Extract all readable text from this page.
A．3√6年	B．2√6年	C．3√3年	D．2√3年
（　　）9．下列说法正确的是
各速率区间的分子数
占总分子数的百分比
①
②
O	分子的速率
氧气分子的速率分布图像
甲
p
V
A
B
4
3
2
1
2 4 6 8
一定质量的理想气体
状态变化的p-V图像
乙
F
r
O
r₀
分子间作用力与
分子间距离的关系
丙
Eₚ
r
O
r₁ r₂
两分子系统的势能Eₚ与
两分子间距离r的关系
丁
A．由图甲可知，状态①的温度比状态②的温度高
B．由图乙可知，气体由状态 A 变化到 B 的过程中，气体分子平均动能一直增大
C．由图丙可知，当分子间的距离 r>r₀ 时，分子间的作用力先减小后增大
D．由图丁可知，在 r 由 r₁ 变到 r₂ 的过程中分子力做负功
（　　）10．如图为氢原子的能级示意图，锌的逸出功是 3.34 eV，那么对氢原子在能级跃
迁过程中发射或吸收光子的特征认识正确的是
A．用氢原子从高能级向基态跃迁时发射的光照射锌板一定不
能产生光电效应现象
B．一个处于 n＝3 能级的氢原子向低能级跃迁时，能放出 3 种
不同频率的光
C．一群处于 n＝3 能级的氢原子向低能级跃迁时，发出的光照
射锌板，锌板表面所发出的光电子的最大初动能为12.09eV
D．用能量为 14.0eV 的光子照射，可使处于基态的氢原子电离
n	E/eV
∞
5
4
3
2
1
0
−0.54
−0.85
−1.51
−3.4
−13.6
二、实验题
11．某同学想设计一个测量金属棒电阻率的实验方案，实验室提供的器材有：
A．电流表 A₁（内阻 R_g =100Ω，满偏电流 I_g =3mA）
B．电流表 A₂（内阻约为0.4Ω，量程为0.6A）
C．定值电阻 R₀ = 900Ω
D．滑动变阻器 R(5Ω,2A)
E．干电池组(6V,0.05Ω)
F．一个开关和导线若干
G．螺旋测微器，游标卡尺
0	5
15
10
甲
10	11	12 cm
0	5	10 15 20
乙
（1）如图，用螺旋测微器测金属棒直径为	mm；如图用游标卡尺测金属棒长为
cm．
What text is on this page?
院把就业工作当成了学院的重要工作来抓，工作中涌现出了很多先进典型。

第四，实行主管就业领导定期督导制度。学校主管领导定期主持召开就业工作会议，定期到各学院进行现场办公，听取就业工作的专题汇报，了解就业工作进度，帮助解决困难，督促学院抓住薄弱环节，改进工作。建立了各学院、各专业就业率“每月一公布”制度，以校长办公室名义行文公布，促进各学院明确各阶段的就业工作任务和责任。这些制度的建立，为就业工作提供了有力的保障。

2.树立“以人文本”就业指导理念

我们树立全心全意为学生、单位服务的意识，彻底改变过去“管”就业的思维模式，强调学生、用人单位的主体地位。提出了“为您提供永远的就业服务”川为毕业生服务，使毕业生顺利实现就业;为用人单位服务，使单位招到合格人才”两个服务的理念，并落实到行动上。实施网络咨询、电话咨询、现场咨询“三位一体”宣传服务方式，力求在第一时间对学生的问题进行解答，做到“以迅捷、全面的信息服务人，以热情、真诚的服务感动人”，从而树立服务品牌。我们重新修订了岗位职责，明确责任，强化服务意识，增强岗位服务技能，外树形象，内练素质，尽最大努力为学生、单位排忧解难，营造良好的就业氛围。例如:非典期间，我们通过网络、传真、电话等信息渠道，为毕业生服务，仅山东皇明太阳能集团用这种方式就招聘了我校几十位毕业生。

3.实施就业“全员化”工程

######

Count how many lines above contain the word "能级的氢原子向低能级跃迁时". Reply with the number alone.

_Task answer_:
2